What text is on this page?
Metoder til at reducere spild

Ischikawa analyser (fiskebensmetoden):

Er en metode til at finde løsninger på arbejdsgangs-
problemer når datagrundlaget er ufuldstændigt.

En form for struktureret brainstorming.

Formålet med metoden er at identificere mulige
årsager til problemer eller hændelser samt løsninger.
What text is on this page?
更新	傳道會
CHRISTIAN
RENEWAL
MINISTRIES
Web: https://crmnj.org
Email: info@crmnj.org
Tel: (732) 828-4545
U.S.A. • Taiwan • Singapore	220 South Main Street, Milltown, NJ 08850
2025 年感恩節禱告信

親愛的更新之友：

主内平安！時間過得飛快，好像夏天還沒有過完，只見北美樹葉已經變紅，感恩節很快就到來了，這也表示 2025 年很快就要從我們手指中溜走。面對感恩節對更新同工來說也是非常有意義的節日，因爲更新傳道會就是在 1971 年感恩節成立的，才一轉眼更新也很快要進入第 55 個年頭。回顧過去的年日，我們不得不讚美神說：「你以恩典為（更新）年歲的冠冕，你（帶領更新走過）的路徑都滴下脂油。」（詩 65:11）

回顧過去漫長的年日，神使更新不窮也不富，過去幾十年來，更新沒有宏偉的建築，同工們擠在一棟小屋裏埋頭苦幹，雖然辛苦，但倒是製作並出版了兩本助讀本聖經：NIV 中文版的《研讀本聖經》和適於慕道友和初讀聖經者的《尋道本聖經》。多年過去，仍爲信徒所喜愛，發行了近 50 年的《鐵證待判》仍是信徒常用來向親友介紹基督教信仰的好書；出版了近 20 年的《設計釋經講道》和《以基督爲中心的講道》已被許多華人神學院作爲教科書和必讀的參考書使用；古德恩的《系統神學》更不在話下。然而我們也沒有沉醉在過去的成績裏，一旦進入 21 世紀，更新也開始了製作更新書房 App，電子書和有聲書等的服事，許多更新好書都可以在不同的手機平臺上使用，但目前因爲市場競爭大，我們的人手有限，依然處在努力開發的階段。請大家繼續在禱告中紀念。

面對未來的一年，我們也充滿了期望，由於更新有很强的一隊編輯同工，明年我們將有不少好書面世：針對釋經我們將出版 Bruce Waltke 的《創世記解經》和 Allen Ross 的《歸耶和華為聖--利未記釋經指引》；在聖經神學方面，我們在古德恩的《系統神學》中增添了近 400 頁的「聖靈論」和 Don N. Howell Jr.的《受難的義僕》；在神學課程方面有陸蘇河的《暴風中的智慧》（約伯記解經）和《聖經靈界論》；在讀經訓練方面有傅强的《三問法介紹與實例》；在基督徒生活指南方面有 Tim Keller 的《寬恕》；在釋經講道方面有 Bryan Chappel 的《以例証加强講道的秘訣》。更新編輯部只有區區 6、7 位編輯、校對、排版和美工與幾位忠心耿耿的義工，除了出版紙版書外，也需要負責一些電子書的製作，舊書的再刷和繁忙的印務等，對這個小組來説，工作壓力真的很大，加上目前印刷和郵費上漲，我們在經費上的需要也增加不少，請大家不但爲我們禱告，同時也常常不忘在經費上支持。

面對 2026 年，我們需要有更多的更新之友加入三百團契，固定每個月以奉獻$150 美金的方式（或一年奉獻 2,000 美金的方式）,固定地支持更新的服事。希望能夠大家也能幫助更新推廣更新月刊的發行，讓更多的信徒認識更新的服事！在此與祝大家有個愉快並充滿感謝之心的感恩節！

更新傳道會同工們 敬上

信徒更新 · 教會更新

What is asked =
Count the lines in the records above that contain the word "crmnj", and give only the number.

Solution to this task =
2